What to do: In the records that follow, locate every line with "default" and extract it.

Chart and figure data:
══════

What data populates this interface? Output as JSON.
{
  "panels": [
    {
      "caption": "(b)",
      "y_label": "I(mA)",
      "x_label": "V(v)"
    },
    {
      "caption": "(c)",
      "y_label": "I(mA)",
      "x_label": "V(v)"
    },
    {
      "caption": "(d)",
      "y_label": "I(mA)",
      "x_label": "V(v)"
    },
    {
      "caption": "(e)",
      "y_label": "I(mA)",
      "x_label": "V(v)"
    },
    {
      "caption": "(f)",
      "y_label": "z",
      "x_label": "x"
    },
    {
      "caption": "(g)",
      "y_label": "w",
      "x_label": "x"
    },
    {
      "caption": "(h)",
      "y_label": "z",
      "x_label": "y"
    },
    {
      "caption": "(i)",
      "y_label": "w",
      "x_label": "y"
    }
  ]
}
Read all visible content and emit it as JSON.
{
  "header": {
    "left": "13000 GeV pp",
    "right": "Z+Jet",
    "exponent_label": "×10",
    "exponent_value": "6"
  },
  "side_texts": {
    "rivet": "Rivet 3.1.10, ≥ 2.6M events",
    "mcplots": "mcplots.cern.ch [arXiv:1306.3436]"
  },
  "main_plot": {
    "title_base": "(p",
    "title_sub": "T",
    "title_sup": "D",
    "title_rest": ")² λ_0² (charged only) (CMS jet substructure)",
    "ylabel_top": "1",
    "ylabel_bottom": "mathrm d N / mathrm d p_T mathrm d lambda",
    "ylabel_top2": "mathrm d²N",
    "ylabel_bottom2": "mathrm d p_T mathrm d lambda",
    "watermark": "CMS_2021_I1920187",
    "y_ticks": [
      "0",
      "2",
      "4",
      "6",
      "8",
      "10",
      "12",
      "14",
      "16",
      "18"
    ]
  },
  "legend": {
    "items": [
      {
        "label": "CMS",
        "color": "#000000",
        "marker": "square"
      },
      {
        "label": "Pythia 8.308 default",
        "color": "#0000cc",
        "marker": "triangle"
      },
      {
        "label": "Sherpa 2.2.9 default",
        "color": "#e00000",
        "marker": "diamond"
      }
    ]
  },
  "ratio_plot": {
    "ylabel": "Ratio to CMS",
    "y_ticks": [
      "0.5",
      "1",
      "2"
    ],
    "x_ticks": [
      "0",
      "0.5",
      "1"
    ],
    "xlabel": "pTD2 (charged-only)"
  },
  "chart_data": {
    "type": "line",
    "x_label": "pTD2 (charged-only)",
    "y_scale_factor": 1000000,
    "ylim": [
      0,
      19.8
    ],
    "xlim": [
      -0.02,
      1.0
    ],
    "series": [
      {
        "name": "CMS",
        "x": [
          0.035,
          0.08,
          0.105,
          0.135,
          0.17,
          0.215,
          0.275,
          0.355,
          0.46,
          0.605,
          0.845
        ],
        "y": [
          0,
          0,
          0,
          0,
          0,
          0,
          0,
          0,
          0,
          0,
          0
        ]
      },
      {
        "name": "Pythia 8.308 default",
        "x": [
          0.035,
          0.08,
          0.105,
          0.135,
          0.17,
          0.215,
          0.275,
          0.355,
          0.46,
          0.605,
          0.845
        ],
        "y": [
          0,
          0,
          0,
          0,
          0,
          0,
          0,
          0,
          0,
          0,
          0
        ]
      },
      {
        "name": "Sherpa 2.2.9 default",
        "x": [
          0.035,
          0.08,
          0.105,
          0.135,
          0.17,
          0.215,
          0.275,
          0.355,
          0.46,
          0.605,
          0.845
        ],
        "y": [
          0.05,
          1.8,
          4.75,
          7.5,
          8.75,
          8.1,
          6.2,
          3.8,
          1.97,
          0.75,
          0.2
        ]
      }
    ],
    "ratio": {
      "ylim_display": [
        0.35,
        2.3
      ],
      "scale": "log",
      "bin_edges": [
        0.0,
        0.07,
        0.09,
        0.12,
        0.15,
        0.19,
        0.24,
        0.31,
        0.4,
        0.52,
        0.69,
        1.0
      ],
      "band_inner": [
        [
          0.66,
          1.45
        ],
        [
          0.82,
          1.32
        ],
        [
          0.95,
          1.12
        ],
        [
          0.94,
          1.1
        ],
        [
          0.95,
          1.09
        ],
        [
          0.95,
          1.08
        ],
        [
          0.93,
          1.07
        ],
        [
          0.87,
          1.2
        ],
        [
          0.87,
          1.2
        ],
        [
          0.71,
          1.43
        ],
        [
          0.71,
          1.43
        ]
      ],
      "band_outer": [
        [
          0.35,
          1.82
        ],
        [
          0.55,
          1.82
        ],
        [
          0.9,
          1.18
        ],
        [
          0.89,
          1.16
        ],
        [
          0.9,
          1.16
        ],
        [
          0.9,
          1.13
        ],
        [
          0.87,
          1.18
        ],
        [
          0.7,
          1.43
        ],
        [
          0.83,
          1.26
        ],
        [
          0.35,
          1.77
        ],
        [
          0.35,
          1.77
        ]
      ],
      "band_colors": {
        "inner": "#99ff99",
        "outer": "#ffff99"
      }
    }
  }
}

══════

Task response:
        "label": "Pythia 8.308 default",
        "label": "Sherpa 2.2.9 default",
        "name": "Pythia 8.308 default",
        "name": "Sherpa 2.2.9 default",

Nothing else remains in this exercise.